[PROBLEM STATEMENT]
Pictures stay out of your copy, but everything else in the records below must be repeated exactly.

##### RAW DATA #####

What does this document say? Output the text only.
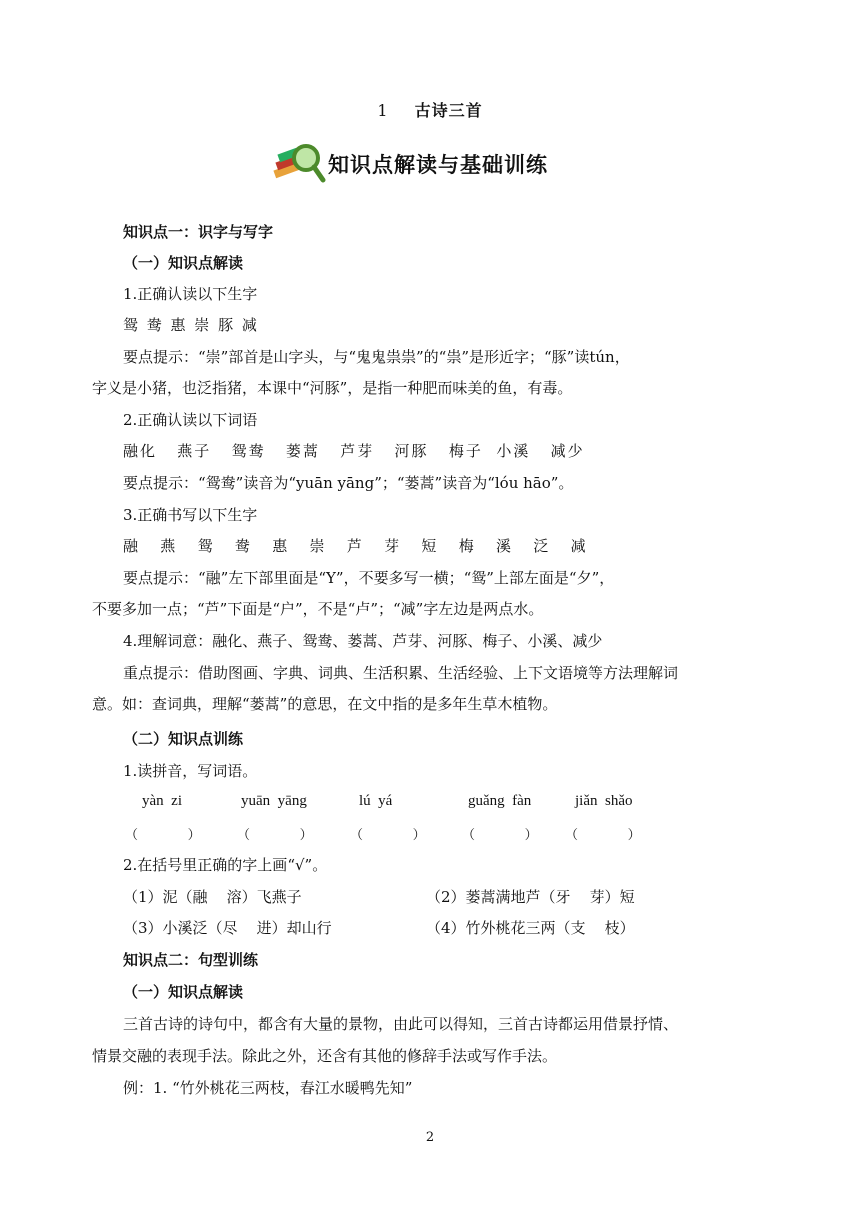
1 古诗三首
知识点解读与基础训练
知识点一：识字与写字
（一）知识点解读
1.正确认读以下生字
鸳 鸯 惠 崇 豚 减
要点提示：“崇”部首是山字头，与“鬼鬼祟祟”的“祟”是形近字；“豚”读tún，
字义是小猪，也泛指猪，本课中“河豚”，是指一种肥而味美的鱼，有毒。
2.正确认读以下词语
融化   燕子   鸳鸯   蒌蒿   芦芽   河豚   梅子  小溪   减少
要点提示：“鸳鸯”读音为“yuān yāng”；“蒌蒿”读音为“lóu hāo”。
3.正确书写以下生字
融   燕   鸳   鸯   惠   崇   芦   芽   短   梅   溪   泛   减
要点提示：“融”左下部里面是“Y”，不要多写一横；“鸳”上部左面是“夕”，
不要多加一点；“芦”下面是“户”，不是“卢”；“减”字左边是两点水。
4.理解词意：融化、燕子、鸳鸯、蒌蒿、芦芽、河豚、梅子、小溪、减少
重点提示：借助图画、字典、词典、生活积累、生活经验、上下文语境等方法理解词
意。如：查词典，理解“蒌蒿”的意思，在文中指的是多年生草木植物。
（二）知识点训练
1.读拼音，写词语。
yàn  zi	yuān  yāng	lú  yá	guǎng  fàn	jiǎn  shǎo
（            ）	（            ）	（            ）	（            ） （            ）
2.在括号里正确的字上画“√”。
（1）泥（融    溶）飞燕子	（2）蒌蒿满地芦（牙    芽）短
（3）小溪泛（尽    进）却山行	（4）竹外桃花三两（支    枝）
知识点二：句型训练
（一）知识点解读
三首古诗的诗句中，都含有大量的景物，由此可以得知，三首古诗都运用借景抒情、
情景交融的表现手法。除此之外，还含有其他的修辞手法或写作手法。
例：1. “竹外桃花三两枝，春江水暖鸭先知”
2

#####

[TASK SOLUTION]
What does this document say? Output the text only.
1 古诗三首
知识点解读与基础训练
知识点一：识字与写字
（一）知识点解读
1.正确认读以下生字
鸳 鸯 惠 崇 豚 减
要点提示：“崇”部首是山字头，与“鬼鬼祟祟”的“祟”是形近字；“豚”读tún，
字义是小猪，也泛指猪，本课中“河豚”，是指一种肥而味美的鱼，有毒。
2.正确认读以下词语
融化   燕子   鸳鸯   蒌蒿   芦芽   河豚   梅子  小溪   减少
要点提示：“鸳鸯”读音为“yuān yāng”；“蒌蒿”读音为“lóu hāo”。
3.正确书写以下生字
融   燕   鸳   鸯   惠   崇   芦   芽   短   梅   溪   泛   减
要点提示：“融”左下部里面是“Y”，不要多写一横；“鸳”上部左面是“夕”，
不要多加一点；“芦”下面是“户”，不是“卢”；“减”字左边是两点水。
4.理解词意：融化、燕子、鸳鸯、蒌蒿、芦芽、河豚、梅子、小溪、减少
重点提示：借助图画、字典、词典、生活积累、生活经验、上下文语境等方法理解词
意。如：查词典，理解“蒌蒿”的意思，在文中指的是多年生草木植物。
（二）知识点训练
1.读拼音，写词语。
yàn  zi	yuān  yāng	lú  yá	guǎng  fàn	jiǎn  shǎo
（            ）	（            ）	（            ）	（            ） （            ）
2.在括号里正确的字上画“√”。
（1）泥（融    溶）飞燕子	（2）蒌蒿满地芦（牙    芽）短
（3）小溪泛（尽    进）却山行	（4）竹外桃花三两（支    枝）
知识点二：句型训练
（一）知识点解读
三首古诗的诗句中，都含有大量的景物，由此可以得知，三首古诗都运用借景抒情、
情景交融的表现手法。除此之外，还含有其他的修辞手法或写作手法。
例：1. “竹外桃花三两枝，春江水暖鸭先知”
2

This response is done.